* [RECORDS SUPPLIED]
━━━
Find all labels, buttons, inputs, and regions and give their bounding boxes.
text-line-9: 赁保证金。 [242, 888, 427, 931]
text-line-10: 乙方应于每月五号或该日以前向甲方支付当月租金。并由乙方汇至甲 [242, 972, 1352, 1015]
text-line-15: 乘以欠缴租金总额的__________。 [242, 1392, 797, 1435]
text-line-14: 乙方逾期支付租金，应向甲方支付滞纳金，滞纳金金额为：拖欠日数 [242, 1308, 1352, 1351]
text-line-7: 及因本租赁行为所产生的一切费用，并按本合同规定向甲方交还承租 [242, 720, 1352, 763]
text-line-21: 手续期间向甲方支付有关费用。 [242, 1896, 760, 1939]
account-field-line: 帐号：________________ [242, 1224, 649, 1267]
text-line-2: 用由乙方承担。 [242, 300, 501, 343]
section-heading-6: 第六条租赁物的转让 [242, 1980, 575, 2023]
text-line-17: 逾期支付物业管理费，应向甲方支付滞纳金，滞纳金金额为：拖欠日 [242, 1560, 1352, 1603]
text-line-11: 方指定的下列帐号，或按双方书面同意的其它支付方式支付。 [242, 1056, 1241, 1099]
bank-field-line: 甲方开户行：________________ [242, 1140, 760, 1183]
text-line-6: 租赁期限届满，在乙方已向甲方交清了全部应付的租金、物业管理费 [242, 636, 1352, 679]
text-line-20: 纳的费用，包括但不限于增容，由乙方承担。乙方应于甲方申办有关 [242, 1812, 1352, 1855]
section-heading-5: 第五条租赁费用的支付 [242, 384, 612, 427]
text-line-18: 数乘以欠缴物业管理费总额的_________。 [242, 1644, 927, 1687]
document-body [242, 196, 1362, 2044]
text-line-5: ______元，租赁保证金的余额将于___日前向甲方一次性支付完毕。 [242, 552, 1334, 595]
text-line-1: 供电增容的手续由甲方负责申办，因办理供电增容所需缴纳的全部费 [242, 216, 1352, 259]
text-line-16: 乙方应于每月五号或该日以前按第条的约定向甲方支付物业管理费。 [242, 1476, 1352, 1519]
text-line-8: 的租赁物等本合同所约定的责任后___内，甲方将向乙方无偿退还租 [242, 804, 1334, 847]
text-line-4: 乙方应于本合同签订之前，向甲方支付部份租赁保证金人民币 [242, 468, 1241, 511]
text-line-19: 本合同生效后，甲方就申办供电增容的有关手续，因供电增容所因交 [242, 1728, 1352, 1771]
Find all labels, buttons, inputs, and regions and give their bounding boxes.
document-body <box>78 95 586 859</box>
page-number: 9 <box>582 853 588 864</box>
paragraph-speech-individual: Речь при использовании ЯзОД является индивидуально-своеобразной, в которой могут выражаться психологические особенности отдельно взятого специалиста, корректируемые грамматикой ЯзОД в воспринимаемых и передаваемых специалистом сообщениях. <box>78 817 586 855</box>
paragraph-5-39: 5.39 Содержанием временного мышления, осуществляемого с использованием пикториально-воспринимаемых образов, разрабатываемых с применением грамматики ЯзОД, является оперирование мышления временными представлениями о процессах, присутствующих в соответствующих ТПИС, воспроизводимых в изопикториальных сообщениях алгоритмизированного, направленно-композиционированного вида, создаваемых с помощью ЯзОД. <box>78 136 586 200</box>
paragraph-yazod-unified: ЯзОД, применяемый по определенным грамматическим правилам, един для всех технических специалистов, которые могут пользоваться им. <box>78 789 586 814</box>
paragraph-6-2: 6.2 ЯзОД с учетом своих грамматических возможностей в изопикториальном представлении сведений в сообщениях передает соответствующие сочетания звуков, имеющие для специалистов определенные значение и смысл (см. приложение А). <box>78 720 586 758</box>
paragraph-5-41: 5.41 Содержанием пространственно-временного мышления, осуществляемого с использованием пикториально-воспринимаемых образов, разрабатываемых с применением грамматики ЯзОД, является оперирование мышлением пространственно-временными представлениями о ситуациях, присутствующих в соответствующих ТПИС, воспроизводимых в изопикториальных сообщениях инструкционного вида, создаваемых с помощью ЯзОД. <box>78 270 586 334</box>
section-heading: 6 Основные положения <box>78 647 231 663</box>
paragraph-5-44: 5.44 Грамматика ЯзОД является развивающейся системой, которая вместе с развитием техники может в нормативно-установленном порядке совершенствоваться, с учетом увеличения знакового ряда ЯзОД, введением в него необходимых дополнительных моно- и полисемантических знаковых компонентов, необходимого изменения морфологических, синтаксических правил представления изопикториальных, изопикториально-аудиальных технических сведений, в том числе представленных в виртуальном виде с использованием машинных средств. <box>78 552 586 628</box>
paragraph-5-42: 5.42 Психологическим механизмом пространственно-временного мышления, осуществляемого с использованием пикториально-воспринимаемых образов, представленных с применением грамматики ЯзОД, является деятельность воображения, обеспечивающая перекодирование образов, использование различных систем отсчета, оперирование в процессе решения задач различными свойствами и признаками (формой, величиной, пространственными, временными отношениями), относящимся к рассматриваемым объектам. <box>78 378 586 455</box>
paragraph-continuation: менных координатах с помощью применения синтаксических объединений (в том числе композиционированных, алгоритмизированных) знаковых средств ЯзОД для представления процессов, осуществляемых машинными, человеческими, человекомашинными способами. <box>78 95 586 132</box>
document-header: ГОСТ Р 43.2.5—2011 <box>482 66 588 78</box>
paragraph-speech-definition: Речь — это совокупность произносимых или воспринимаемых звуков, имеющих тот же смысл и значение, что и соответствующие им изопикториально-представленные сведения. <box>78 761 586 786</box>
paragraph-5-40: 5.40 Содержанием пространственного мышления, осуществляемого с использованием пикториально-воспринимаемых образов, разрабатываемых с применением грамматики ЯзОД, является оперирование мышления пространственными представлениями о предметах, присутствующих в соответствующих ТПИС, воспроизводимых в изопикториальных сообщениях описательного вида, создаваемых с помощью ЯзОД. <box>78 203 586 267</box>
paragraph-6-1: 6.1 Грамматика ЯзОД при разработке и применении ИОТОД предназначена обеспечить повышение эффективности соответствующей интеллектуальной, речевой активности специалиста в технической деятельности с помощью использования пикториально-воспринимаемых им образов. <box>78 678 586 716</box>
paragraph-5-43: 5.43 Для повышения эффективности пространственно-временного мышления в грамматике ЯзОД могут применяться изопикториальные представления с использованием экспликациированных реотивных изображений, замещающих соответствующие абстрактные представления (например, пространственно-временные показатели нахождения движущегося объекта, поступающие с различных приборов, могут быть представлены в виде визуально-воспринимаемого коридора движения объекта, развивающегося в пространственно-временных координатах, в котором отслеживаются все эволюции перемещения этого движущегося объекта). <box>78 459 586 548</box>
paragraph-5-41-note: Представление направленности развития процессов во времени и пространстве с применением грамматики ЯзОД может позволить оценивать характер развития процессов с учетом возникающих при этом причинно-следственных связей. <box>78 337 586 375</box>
━━━
* [TASK TO CARRY OUT] Turn all of the lines above into a Markdown table with two columns, Row and Line. Put a running number in Row and each line in Line, and leave out any blank lines.

* [RESULT OF THE EXERCISE]
| Row | Line |
|---|---|
| 1 | Find all labels, buttons, inputs, and regions and give their bounding boxes. |
| 2 | text-line-9: 赁保证金。 [242, 888, 427, 931] |
| 3 | text-line-10: 乙方应于每月五号或该日以前向甲方支付当月租金。并由乙方汇至甲 [242, 972, 1352, 1015] |
| 4 | text-line-15: 乘以欠缴租金总额的__________。 [242, 1392, 797, 1435] |
| 5 | text-line-14: 乙方逾期支付租金，应向甲方支付滞纳金，滞纳金金额为：拖欠日数 [242, 1308, 1352, 1351] |
| 6 | text-line-7: 及因本租赁行为所产生的一切费用，并按本合同规定向甲方交还承租 [242, 720, 1352, 763] |
| 7 | text-line-21: 手续期间向甲方支付有关费用。 [242, 1896, 760, 1939] |
| 8 | account-field-line: 帐号：________________ [242, 1224, 649, 1267] |
| 9 | text-line-2: 用由乙方承担。 [242, 300, 501, 343] |
| 10 | section-heading-6: 第六条租赁物的转让 [242, 1980, 575, 2023] |
| 11 | text-line-17: 逾期支付物业管理费，应向甲方支付滞纳金，滞纳金金额为：拖欠日 [242, 1560, 1352, 1603] |
| 12 | text-line-11: 方指定的下列帐号，或按双方书面同意的其它支付方式支付。 [242, 1056, 1241, 1099] |
| 13 | bank-field-line: 甲方开户行：________________ [242, 1140, 760, 1183] |
| 14 | text-line-6: 租赁期限届满，在乙方已向甲方交清了全部应付的租金、物业管理费 [242, 636, 1352, 679] |
| 15 | text-line-20: 纳的费用，包括但不限于增容，由乙方承担。乙方应于甲方申办有关 [242, 1812, 1352, 1855] |
| 16 | section-heading-5: 第五条租赁费用的支付 [242, 384, 612, 427] |
| 17 | text-line-18: 数乘以欠缴物业管理费总额的_________。 [242, 1644, 927, 1687] |
| 18 | document-body [242, 196, 1362, 2044] |
| 19 | text-line-5: ______元，租赁保证金的余额将于___日前向甲方一次性支付完毕。 [242, 552, 1334, 595] |
| 20 | text-line-1: 供电增容的手续由甲方负责申办，因办理供电增容所需缴纳的全部费 [242, 216, 1352, 259] |
| 21 | text-line-16: 乙方应于每月五号或该日以前按第条的约定向甲方支付物业管理费。 [242, 1476, 1352, 1519] |
| 22 | text-line-8: 的租赁物等本合同所约定的责任后___内，甲方将向乙方无偿退还租 [242, 804, 1334, 847] |
| 23 | text-line-4: 乙方应于本合同签订之前，向甲方支付部份租赁保证金人民币 [242, 468, 1241, 511] |
| 24 | text-line-19: 本合同生效后，甲方就申办供电增容的有关手续，因供电增容所因交 [242, 1728, 1352, 1771] |
| 25 | Find all labels, buttons, inputs, and regions and give their bounding boxes. |
| 26 | document-body <box>78 95 586 859</box> |
| 27 | page-number: 9 <box>582 853 588 864</box> |
| 28 | paragraph-speech-individual: Речь при использовании ЯзОД является индивидуально-своеобразной, в которой могут выражаться психологические особенности отдельно взятого специалиста, корректируемые грамматикой ЯзОД в воспринимаемых и передаваемых специалистом сообщениях. <box>78 817 586 855</box> |
| 29 | paragraph-5-39: 5.39 Содержанием временного мышления, осуществляемого с использованием пикториально-воспринимаемых образов, разрабатываемых с применением грамматики ЯзОД, является оперирование мышления временными представлениями о процессах, присутствующих в соответствующих ТПИС, воспроизводимых в изопикториальных сообщениях алгоритмизированного, направленно-композиционированного вида, создаваемых с помощью ЯзОД. <box>78 136 586 200</box> |
| 30 | paragraph-yazod-unified: ЯзОД, применяемый по определенным грамматическим правилам, един для всех технических специалистов, которые могут пользоваться им. <box>78 789 586 814</box> |
| 31 | paragraph-6-2: 6.2 ЯзОД с учетом своих грамматических возможностей в изопикториальном представлении сведений в сообщениях передает соответствующие сочетания звуков, имеющие для специалистов определенные значение и смысл (см. приложение А). <box>78 720 586 758</box> |
| 32 | paragraph-5-41: 5.41 Содержанием пространственно-временного мышления, осуществляемого с использованием пикториально-воспринимаемых образов, разрабатываемых с применением грамматики ЯзОД, является оперирование мышлением пространственно-временными представлениями о ситуациях, присутствующих в соответствующих ТПИС, воспроизводимых в изопикториальных сообщениях инструкционного вида, создаваемых с помощью ЯзОД. <box>78 270 586 334</box> |
| 33 | section-heading: 6 Основные положения <box>78 647 231 663</box> |
| 34 | paragraph-5-44: 5.44 Грамматика ЯзОД является развивающейся системой, которая вместе с развитием техники может в нормативно-установленном порядке совершенствоваться, с учетом увеличения знакового ряда ЯзОД, введением в него необходимых дополнительных моно- и полисемантических знаковых компонентов, необходимого изменения морфологических, синтаксических правил представления изопикториальных, изопикториально-аудиальных технических сведений, в том числе представленных в виртуальном виде с использованием машинных средств. <box>78 552 586 628</box> |
| 35 | paragraph-5-42: 5.42 Психологическим механизмом пространственно-временного мышления, осуществляемого с использованием пикториально-воспринимаемых образов, представленных с применением грамматики ЯзОД, является деятельность воображения, обеспечивающая перекодирование образов, использование различных систем отсчета, оперирование в процессе решения задач различными свойствами и признаками (формой, величиной, пространственными, временными отношениями), относящимся к рассматриваемым объектам. <box>78 378 586 455</box> |
| 36 | paragraph-continuation: менных координатах с помощью применения синтаксических объединений (в том числе композиционированных, алгоритмизированных) знаковых средств ЯзОД для представления процессов, осуществляемых машинными, человеческими, человекомашинными способами. <box>78 95 586 132</box> |
| 37 | document-header: ГОСТ Р 43.2.5—2011 <box>482 66 588 78</box> |
| 38 | paragraph-speech-definition: Речь — это совокупность произносимых или воспринимаемых звуков, имеющих тот же смысл и значение, что и соответствующие им изопикториально-представленные сведения. <box>78 761 586 786</box> |
| 39 | paragraph-5-40: 5.40 Содержанием пространственного мышления, осуществляемого с использованием пикториально-воспринимаемых образов, разрабатываемых с применением грамматики ЯзОД, является оперирование мышления пространственными представлениями о предметах, присутствующих в соответствующих ТПИС, воспроизводимых в изопикториальных сообщениях описательного вида, создаваемых с помощью ЯзОД. <box>78 203 586 267</box> |
| 40 | paragraph-6-1: 6.1 Грамматика ЯзОД при разработке и применении ИОТОД предназначена обеспечить повышение эффективности соответствующей интеллектуальной, речевой активности специалиста в технической деятельности с помощью использования пикториально-воспринимаемых им образов. <box>78 678 586 716</box> |
| 41 | paragraph-5-43: 5.43 Для повышения эффективности пространственно-временного мышления в грамматике ЯзОД могут применяться изопикториальные представления с использованием экспликациированных реотивных изображений, замещающих соответствующие абстрактные представления (например, пространственно-временные показатели нахождения движущегося объекта, поступающие с различных приборов, могут быть представлены в виде визуально-воспринимаемого коридора движения объекта, развивающегося в пространственно-временных координатах, в котором отслеживаются все эволюции перемещения этого движущегося объекта). <box>78 459 586 548</box> |
| 42 | paragraph-5-41-note: Представление направленности развития процессов во времени и пространстве с применением грамматики ЯзОД может позволить оценивать характер развития процессов с учетом возникающих при этом причинно-следственных связей. <box>78 337 586 375</box> |